++++ Record extracts ++++
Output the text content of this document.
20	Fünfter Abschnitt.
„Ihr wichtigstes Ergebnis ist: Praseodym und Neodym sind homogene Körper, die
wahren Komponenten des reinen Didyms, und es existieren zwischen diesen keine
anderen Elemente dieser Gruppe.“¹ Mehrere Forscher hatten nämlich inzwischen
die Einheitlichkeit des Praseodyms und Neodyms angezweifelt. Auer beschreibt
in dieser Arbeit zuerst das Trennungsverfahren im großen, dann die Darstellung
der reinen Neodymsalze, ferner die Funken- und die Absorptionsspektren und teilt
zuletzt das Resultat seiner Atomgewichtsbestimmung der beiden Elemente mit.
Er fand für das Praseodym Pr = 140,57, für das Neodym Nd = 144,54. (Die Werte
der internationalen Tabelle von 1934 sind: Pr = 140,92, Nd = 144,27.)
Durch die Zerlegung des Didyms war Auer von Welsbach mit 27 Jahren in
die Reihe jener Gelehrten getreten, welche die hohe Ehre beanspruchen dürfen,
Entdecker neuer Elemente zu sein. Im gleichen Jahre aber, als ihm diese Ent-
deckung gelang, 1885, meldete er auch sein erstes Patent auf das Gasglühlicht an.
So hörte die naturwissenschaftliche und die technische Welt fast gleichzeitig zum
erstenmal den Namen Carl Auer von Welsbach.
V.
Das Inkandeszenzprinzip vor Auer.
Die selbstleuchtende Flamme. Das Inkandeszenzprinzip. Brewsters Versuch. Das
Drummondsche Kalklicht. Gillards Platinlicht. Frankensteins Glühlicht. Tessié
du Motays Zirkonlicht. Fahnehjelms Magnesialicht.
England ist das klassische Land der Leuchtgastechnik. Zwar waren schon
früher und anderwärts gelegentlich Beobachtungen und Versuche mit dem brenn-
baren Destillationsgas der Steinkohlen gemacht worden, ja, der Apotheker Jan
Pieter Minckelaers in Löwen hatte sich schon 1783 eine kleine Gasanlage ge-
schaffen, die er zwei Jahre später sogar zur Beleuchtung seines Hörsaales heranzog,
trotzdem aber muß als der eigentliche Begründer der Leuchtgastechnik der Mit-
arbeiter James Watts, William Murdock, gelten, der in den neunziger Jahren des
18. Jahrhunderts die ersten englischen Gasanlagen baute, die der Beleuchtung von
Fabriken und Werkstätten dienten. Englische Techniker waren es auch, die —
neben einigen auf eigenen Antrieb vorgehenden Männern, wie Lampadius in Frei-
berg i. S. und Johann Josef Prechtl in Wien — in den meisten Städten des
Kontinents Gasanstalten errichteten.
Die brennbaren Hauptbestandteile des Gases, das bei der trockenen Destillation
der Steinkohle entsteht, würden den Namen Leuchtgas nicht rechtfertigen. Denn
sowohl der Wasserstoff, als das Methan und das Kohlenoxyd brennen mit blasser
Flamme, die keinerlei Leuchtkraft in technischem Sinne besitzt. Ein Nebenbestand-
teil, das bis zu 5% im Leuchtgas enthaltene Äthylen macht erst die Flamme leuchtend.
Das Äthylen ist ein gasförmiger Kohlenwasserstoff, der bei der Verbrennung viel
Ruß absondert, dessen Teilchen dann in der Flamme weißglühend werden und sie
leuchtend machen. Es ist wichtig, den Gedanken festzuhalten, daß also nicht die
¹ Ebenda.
++++
_Directive_
Each line must be given again exactly as written above.

_Reply to the task_
Output the text content of this document.
20	Fünfter Abschnitt.
„Ihr wichtigstes Ergebnis ist: Praseodym und Neodym sind homogene Körper, die
wahren Komponenten des reinen Didyms, und es existieren zwischen diesen keine
anderen Elemente dieser Gruppe.“¹ Mehrere Forscher hatten nämlich inzwischen
die Einheitlichkeit des Praseodyms und Neodyms angezweifelt. Auer beschreibt
in dieser Arbeit zuerst das Trennungsverfahren im großen, dann die Darstellung
der reinen Neodymsalze, ferner die Funken- und die Absorptionsspektren und teilt
zuletzt das Resultat seiner Atomgewichtsbestimmung der beiden Elemente mit.
Er fand für das Praseodym Pr = 140,57, für das Neodym Nd = 144,54. (Die Werte
der internationalen Tabelle von 1934 sind: Pr = 140,92, Nd = 144,27.)
Durch die Zerlegung des Didyms war Auer von Welsbach mit 27 Jahren in
die Reihe jener Gelehrten getreten, welche die hohe Ehre beanspruchen dürfen,
Entdecker neuer Elemente zu sein. Im gleichen Jahre aber, als ihm diese Ent-
deckung gelang, 1885, meldete er auch sein erstes Patent auf das Gasglühlicht an.
So hörte die naturwissenschaftliche und die technische Welt fast gleichzeitig zum
erstenmal den Namen Carl Auer von Welsbach.
V.
Das Inkandeszenzprinzip vor Auer.
Die selbstleuchtende Flamme. Das Inkandeszenzprinzip. Brewsters Versuch. Das
Drummondsche Kalklicht. Gillards Platinlicht. Frankensteins Glühlicht. Tessié
du Motays Zirkonlicht. Fahnehjelms Magnesialicht.
England ist das klassische Land der Leuchtgastechnik. Zwar waren schon
früher und anderwärts gelegentlich Beobachtungen und Versuche mit dem brenn-
baren Destillationsgas der Steinkohlen gemacht worden, ja, der Apotheker Jan
Pieter Minckelaers in Löwen hatte sich schon 1783 eine kleine Gasanlage ge-
schaffen, die er zwei Jahre später sogar zur Beleuchtung seines Hörsaales heranzog,
trotzdem aber muß als der eigentliche Begründer der Leuchtgastechnik der Mit-
arbeiter James Watts, William Murdock, gelten, der in den neunziger Jahren des
18. Jahrhunderts die ersten englischen Gasanlagen baute, die der Beleuchtung von
Fabriken und Werkstätten dienten. Englische Techniker waren es auch, die —
neben einigen auf eigenen Antrieb vorgehenden Männern, wie Lampadius in Frei-
berg i. S. und Johann Josef Prechtl in Wien — in den meisten Städten des
Kontinents Gasanstalten errichteten.
Die brennbaren Hauptbestandteile des Gases, das bei der trockenen Destillation
der Steinkohle entsteht, würden den Namen Leuchtgas nicht rechtfertigen. Denn
sowohl der Wasserstoff, als das Methan und das Kohlenoxyd brennen mit blasser
Flamme, die keinerlei Leuchtkraft in technischem Sinne besitzt. Ein Nebenbestand-
teil, das bis zu 5% im Leuchtgas enthaltene Äthylen macht erst die Flamme leuchtend.
Das Äthylen ist ein gasförmiger Kohlenwasserstoff, der bei der Verbrennung viel
Ruß absondert, dessen Teilchen dann in der Flamme weißglühend werden und sie
leuchtend machen. Es ist wichtig, den Gedanken festzuhalten, daß also nicht die
¹ Ebenda.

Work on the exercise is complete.